* [REQUIRED ACTIONS]
1. Using the blog posts about Professor Wood, answer the following:
(a) In which town did Professor Wood's house stand?
(b) In which month did the American Physical Society publish its biography of him?
(c) How many slides are in the set marketed by Newton & Co?
2. Pick up the blog posts about Professor Wood after their final sentence and keep writing.

Showing posts with label wood. Show all posts
Showing posts with label wood. Show all posts

Monday, 28 November 2022

Professor Wood's House

I was delighted to receive an email recently from someone with a personal connection to the house that Professor Wood lived in.

I knew the building was in East Hampton, and I knew the road as it was noted on his letterhead. But try as I might I was unable to pin the building down based on the two photographs I have of it. This one was the one published in the Century Magazine in the Midwinter Number of the Century Illustrated Monthly Magazine, published in February 1910 and was (as far as I know) the first infrared photograph to be published.

From my new contact I now know exactly which house it is. I'm told the building has been modified, which you'd expect after a century or more, but essentially what you can see in this photo (and the one in this earlier blog post) remains the same. The driveway from the road has changed, which is why I couldn't track it down with Google's Street View.

I hope to get a photo of the house as it is now so we can compare. I will let you know.

Thursday, 7 December 2017

APS biography of Professor Wood

The American Physical Society published a biography of Professor RW Wood in October. It was part of their This Month in Physics History series and commemorated Wood's Royal Photographic Society lecture in 1910. (The biog says this was the first publication of infrared photographs, but that was actually in The Century Magazine in February 1910.)

If you are unfamiliar with this fascinating, and omnitalented, chap then I suggest you give the piece a read:

www.aps.org/publications/apsnews/201710/physicshistory.cfm

[Thanks to Professor Paul Feldman of Johns Hopkins for the heads up]

Tuesday, 9 May 2017

More on Wood's slides

I wrote about Professor Wood's lantern slides last time, and I have now found more about them. The slides were marketed by Newton & Co, and I found their 1920 catalogue on line in the Internet Archive.

This is the relevant section (click to enlarge):


So we now know that there are 47 slides and, as you'd expect, not all of them are infrared as they illustrated his talk on both IR and UV photography. So far I haven't been able to track down a set. Does anyone know of one?

* [RECORDED DATA]
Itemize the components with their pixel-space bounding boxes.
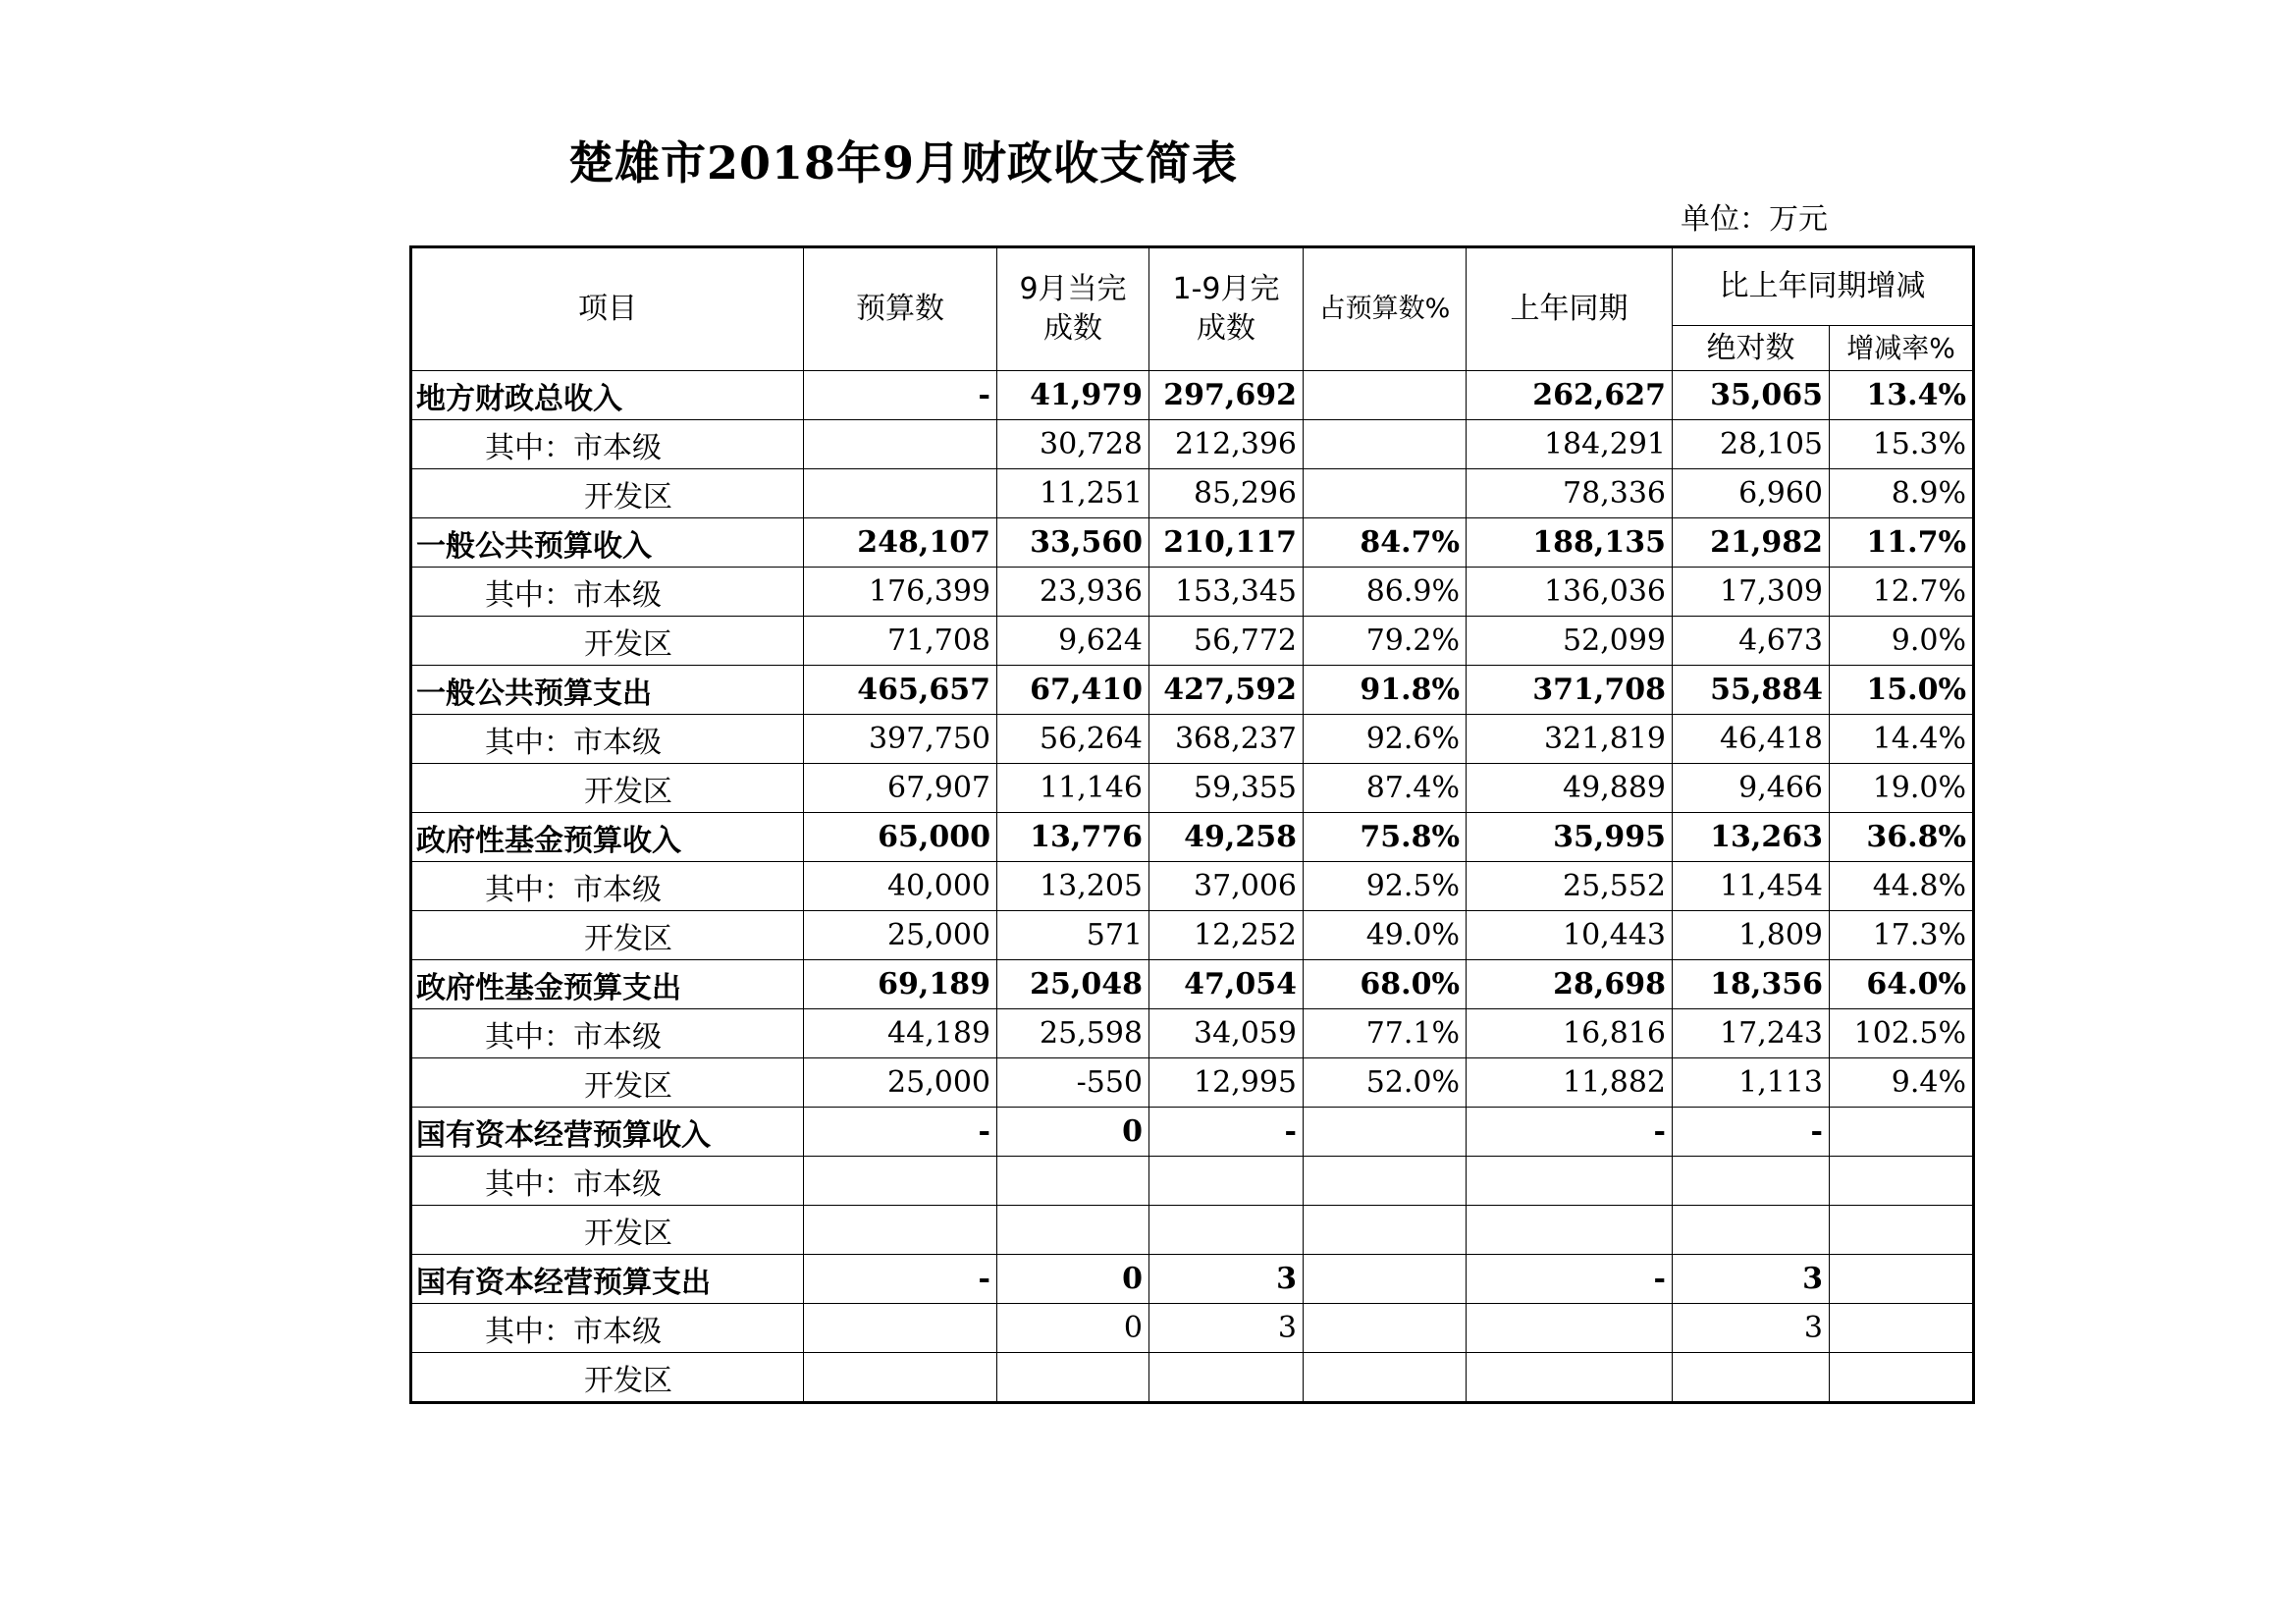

* [OUTPUTS IN ORDER]
1.
(a) East Hampton
(b) October
(c) 47

2.
Newton's also marketed a set of slides where Wood illustrated sound waves in photographs. This is a link to the catalogue.

Wednesday, 19 April 2017

Professor Wood's slides

This is a tale I have been waiting to tell for a while.

Regular readers will know that in 1910 Professor Robert Williams Wood, of Johns Hopkins University in Baltimore USA, published an infrared landscape photograph. The Midwinter Number of the Century Illustrated Monthly Magazine, priced at 35 cents, appeared in February 1910. In this was an article by Wood called A New Departure in Photography, which included an infrared photograph of his summer home in East Hampton. As far as I know this was the first infrared photograph (as distinct from a spectrograph) to be published. Later that year Wood presented his seminal paper on photography by Invisible Rays to the RPS in London and then went off to Italy. While in Italy he took more infrared photographs, many of which were published in the Illustrated London News in June 1911.

I had thought that Wood's actual photographs from this time were lost, despite the set from his RPS lecture being made available for hire from famous slide dealers Newton of Museum Street, London. So the ILN printed versions were the only ones available.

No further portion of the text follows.